* [SET EXERCISE]: Transcribe each record below word for word.

* [RECORDS PROVIDED]:
##############################
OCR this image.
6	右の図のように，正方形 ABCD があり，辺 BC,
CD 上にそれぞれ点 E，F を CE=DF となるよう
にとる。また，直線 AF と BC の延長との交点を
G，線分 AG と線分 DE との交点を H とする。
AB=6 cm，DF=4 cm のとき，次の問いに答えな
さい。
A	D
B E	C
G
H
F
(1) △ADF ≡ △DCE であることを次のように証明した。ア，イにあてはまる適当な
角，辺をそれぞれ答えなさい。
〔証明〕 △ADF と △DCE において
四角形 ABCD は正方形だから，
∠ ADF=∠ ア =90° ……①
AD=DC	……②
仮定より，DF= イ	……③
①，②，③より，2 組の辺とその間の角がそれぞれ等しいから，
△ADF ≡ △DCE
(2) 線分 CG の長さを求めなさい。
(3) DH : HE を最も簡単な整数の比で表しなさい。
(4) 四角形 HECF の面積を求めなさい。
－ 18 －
##############################
* [TASK RESPONSE]:
OCR this image.
6	右の図のように，正方形 ABCD があり，辺 BC,
CD 上にそれぞれ点 E，F を CE=DF となるよう
にとる。また，直線 AF と BC の延長との交点を
G，線分 AG と線分 DE との交点を H とする。
AB=6 cm，DF=4 cm のとき，次の問いに答えな
さい。
A	D
B E	C
G
H
F
(1) △ADF ≡ △DCE であることを次のように証明した。ア，イにあてはまる適当な
角，辺をそれぞれ答えなさい。
〔証明〕 △ADF と △DCE において
四角形 ABCD は正方形だから，
∠ ADF=∠ ア =90° ……①
AD=DC	……②
仮定より，DF= イ	……③
①，②，③より，2 組の辺とその間の角がそれぞれ等しいから，
△ADF ≡ △DCE
(2) 線分 CG の長さを求めなさい。
(3) DH : HE を最も簡単な整数の比で表しなさい。
(4) 四角形 HECF の面積を求めなさい。
－ 18 －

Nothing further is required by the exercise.